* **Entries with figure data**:

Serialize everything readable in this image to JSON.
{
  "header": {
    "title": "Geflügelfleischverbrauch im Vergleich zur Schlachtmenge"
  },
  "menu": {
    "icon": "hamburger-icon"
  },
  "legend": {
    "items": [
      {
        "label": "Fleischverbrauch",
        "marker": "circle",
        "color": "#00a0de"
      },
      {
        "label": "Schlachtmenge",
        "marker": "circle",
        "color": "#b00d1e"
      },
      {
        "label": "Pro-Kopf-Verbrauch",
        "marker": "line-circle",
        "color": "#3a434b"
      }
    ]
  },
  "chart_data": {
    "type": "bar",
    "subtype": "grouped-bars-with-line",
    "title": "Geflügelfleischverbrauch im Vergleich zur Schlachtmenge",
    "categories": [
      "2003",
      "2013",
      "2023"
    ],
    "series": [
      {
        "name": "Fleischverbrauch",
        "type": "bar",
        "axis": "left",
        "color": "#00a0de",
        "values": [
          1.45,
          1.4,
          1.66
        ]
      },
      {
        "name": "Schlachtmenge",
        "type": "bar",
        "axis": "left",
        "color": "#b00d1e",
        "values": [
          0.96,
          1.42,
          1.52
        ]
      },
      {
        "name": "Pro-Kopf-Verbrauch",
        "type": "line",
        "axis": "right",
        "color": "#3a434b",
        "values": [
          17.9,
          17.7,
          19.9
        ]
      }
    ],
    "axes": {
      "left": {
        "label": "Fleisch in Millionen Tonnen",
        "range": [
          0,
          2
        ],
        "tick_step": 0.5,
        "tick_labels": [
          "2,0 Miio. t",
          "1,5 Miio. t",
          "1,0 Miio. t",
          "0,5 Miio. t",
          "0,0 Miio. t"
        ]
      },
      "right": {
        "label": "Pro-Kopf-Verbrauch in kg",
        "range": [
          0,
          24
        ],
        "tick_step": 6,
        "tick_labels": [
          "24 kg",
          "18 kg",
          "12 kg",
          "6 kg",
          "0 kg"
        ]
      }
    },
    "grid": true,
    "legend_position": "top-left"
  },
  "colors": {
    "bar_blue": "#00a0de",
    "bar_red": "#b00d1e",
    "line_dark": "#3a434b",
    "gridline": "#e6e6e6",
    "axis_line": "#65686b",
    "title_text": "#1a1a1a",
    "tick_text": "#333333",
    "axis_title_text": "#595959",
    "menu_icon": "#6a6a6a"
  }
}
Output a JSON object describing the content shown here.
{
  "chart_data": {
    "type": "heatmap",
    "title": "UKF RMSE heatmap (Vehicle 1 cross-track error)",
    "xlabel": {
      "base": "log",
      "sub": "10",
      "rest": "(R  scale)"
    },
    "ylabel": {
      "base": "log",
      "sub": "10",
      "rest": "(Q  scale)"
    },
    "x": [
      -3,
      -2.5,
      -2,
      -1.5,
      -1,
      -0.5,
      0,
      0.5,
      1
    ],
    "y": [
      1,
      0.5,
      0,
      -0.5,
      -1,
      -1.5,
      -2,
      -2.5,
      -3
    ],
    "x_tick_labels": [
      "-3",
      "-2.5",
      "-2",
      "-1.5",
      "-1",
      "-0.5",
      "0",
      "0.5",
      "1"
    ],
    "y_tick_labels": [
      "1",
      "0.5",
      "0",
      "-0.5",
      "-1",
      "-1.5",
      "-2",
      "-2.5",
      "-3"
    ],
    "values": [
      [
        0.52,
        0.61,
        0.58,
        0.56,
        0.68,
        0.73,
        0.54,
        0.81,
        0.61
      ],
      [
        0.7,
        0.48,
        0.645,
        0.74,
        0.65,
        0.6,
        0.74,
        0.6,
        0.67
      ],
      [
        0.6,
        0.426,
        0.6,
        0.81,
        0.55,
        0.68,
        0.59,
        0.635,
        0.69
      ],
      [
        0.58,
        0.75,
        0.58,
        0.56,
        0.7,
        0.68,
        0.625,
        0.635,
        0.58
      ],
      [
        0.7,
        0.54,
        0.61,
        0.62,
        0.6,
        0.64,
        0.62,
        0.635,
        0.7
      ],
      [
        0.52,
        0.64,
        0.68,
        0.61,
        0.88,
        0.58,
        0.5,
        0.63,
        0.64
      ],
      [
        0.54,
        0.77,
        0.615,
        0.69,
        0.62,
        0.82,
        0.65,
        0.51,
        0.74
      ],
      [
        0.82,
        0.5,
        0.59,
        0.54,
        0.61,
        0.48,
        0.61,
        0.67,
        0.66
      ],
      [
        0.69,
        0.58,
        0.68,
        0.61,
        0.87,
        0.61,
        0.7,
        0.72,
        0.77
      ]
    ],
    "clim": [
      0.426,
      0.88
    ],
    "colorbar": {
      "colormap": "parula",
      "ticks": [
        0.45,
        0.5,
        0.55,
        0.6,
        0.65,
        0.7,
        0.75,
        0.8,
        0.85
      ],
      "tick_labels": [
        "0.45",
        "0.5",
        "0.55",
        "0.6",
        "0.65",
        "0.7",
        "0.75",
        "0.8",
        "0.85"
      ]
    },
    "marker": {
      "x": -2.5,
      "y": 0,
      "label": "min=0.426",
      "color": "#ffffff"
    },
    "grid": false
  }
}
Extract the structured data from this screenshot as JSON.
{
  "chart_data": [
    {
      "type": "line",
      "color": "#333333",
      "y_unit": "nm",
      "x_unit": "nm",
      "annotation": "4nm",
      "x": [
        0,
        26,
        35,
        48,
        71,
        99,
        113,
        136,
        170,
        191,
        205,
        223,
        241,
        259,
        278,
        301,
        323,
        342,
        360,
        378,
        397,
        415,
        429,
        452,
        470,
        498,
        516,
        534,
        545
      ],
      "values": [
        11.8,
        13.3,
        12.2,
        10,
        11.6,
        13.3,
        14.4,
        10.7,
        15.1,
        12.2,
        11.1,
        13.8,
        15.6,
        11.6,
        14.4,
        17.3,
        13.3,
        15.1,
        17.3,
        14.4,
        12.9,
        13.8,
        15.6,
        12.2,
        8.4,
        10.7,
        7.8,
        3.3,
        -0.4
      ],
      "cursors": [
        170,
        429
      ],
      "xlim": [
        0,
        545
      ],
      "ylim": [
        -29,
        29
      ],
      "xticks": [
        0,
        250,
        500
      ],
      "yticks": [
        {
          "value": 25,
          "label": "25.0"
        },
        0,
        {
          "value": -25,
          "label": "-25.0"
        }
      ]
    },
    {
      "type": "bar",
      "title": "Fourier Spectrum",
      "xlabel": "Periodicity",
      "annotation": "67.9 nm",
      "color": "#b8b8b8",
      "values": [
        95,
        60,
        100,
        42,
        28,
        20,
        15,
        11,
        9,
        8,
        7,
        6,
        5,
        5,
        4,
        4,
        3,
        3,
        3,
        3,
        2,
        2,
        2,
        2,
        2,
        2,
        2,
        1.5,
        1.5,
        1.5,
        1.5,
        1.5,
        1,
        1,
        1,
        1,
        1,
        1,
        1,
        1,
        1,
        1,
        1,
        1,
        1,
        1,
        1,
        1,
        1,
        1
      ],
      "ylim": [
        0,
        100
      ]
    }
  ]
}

* **Exercise details**:
Every entry should be printed again exactly as written.

* **Result of this exercise**:
Serialize everything readable in this image to JSON.
{
  "header": {
    "title": "Geflügelfleischverbrauch im Vergleich zur Schlachtmenge"
  },
  "menu": {
    "icon": "hamburger-icon"
  },
  "legend": {
    "items": [
      {
        "label": "Fleischverbrauch",
        "marker": "circle",
        "color": "#00a0de"
      },
      {
        "label": "Schlachtmenge",
        "marker": "circle",
        "color": "#b00d1e"
      },
      {
        "label": "Pro-Kopf-Verbrauch",
        "marker": "line-circle",
        "color": "#3a434b"
      }
    ]
  },
  "chart_data": {
    "type": "bar",
    "subtype": "grouped-bars-with-line",
    "title": "Geflügelfleischverbrauch im Vergleich zur Schlachtmenge",
    "categories": [
      "2003",
      "2013",
      "2023"
    ],
    "series": [
      {
        "name": "Fleischverbrauch",
        "type": "bar",
        "axis": "left",
        "color": "#00a0de",
        "values": [
          1.45,
          1.4,
          1.66
        ]
      },
      {
        "name": "Schlachtmenge",
        "type": "bar",
        "axis": "left",
        "color": "#b00d1e",
        "values": [
          0.96,
          1.42,
          1.52
        ]
      },
      {
        "name": "Pro-Kopf-Verbrauch",
        "type": "line",
        "axis": "right",
        "color": "#3a434b",
        "values": [
          17.9,
          17.7,
          19.9
        ]
      }
    ],
    "axes": {
      "left": {
        "label": "Fleisch in Millionen Tonnen",
        "range": [
          0,
          2
        ],
        "tick_step": 0.5,
        "tick_labels": [
          "2,0 Miio. t",
          "1,5 Miio. t",
          "1,0 Miio. t",
          "0,5 Miio. t",
          "0,0 Miio. t"
        ]
      },
      "right": {
        "label": "Pro-Kopf-Verbrauch in kg",
        "range": [
          0,
          24
        ],
        "tick_step": 6,
        "tick_labels": [
          "24 kg",
          "18 kg",
          "12 kg",
          "6 kg",
          "0 kg"
        ]
      }
    },
    "grid": true,
    "legend_position": "top-left"
  },
  "colors": {
    "bar_blue": "#00a0de",
    "bar_red": "#b00d1e",
    "line_dark": "#3a434b",
    "gridline": "#e6e6e6",
    "axis_line": "#65686b",
    "title_text": "#1a1a1a",
    "tick_text": "#333333",
    "axis_title_text": "#595959",
    "menu_icon": "#6a6a6a"
  }
}
Output a JSON object describing the content shown here.
{
  "chart_data": {
    "type": "heatmap",
    "title": "UKF RMSE heatmap (Vehicle 1 cross-track error)",
    "xlabel": {
      "base": "log",
      "sub": "10",
      "rest": "(R  scale)"
    },
    "ylabel": {
      "base": "log",
      "sub": "10",
      "rest": "(Q  scale)"
    },
    "x": [
      -3,
      -2.5,
      -2,
      -1.5,
      -1,
      -0.5,
      0,
      0.5,
      1
    ],
    "y": [
      1,
      0.5,
      0,
      -0.5,
      -1,
      -1.5,
      -2,
      -2.5,
      -3
    ],
    "x_tick_labels": [
      "-3",
      "-2.5",
      "-2",
      "-1.5",
      "-1",
      "-0.5",
      "0",
      "0.5",
      "1"
    ],
    "y_tick_labels": [
      "1",
      "0.5",
      "0",
      "-0.5",
      "-1",
      "-1.5",
      "-2",
      "-2.5",
      "-3"
    ],
    "values": [
      [
        0.52,
        0.61,
        0.58,
        0.56,
        0.68,
        0.73,
        0.54,
        0.81,
        0.61
      ],
      [
        0.7,
        0.48,
        0.645,
        0.74,
        0.65,
        0.6,
        0.74,
        0.6,
        0.67
      ],
      [
        0.6,
        0.426,
        0.6,
        0.81,
        0.55,
        0.68,
        0.59,
        0.635,
        0.69
      ],
      [
        0.58,
        0.75,
        0.58,
        0.56,
        0.7,
        0.68,
        0.625,
        0.635,
        0.58
      ],
      [
        0.7,
        0.54,
        0.61,
        0.62,
        0.6,
        0.64,
        0.62,
        0.635,
        0.7
      ],
      [
        0.52,
        0.64,
        0.68,
        0.61,
        0.88,
        0.58,
        0.5,
        0.63,
        0.64
      ],
      [
        0.54,
        0.77,
        0.615,
        0.69,
        0.62,
        0.82,
        0.65,
        0.51,
        0.74
      ],
      [
        0.82,
        0.5,
        0.59,
        0.54,
        0.61,
        0.48,
        0.61,
        0.67,
        0.66
      ],
      [
        0.69,
        0.58,
        0.68,
        0.61,
        0.87,
        0.61,
        0.7,
        0.72,
        0.77
      ]
    ],
    "clim": [
      0.426,
      0.88
    ],
    "colorbar": {
      "colormap": "parula",
      "ticks": [
        0.45,
        0.5,
        0.55,
        0.6,
        0.65,
        0.7,
        0.75,
        0.8,
        0.85
      ],
      "tick_labels": [
        "0.45",
        "0.5",
        "0.55",
        "0.6",
        "0.65",
        "0.7",
        "0.75",
        "0.8",
        "0.85"
      ]
    },
    "marker": {
      "x": -2.5,
      "y": 0,
      "label": "min=0.426",
      "color": "#ffffff"
    },
    "grid": false
  }
}
Extract the structured data from this screenshot as JSON.
{
  "chart_data": [
    {
      "type": "line",
      "color": "#333333",
      "y_unit": "nm",
      "x_unit": "nm",
      "annotation": "4nm",
      "x": [
        0,
        26,
        35,
        48,
        71,
        99,
        113,
        136,
        170,
        191,
        205,
        223,
        241,
        259,
        278,
        301,
        323,
        342,
        360,
        378,
        397,
        415,
        429,
        452,
        470,
        498,
        516,
        534,
        545
      ],
      "values": [
        11.8,
        13.3,
        12.2,
        10,
        11.6,
        13.3,
        14.4,
        10.7,
        15.1,
        12.2,
        11.1,
        13.8,
        15.6,
        11.6,
        14.4,
        17.3,
        13.3,
        15.1,
        17.3,
        14.4,
        12.9,
        13.8,
        15.6,
        12.2,
        8.4,
        10.7,
        7.8,
        3.3,
        -0.4
      ],
      "cursors": [
        170,
        429
      ],
      "xlim": [
        0,
        545
      ],
      "ylim": [
        -29,
        29
      ],
      "xticks": [
        0,
        250,
        500
      ],
      "yticks": [
        {
          "value": 25,
          "label": "25.0"
        },
        0,
        {
          "value": -25,
          "label": "-25.0"
        }
      ]
    },
    {
      "type": "bar",
      "title": "Fourier Spectrum",
      "xlabel": "Periodicity",
      "annotation": "67.9 nm",
      "color": "#b8b8b8",
      "values": [
        95,
        60,
        100,
        42,
        28,
        20,
        15,
        11,
        9,
        8,
        7,
        6,
        5,
        5,
        4,
        4,
        3,
        3,
        3,
        3,
        2,
        2,
        2,
        2,
        2,
        2,
        2,
        1.5,
        1.5,
        1.5,
        1.5,
        1.5,
        1,
        1,
        1,
        1,
        1,
        1,
        1,
        1,
        1,
        1,
        1,
        1,
        1,
        1,
        1,
        1,
        1,
        1
      ],
      "ylim": [
        0,
        100
      ]
    }
  ]
}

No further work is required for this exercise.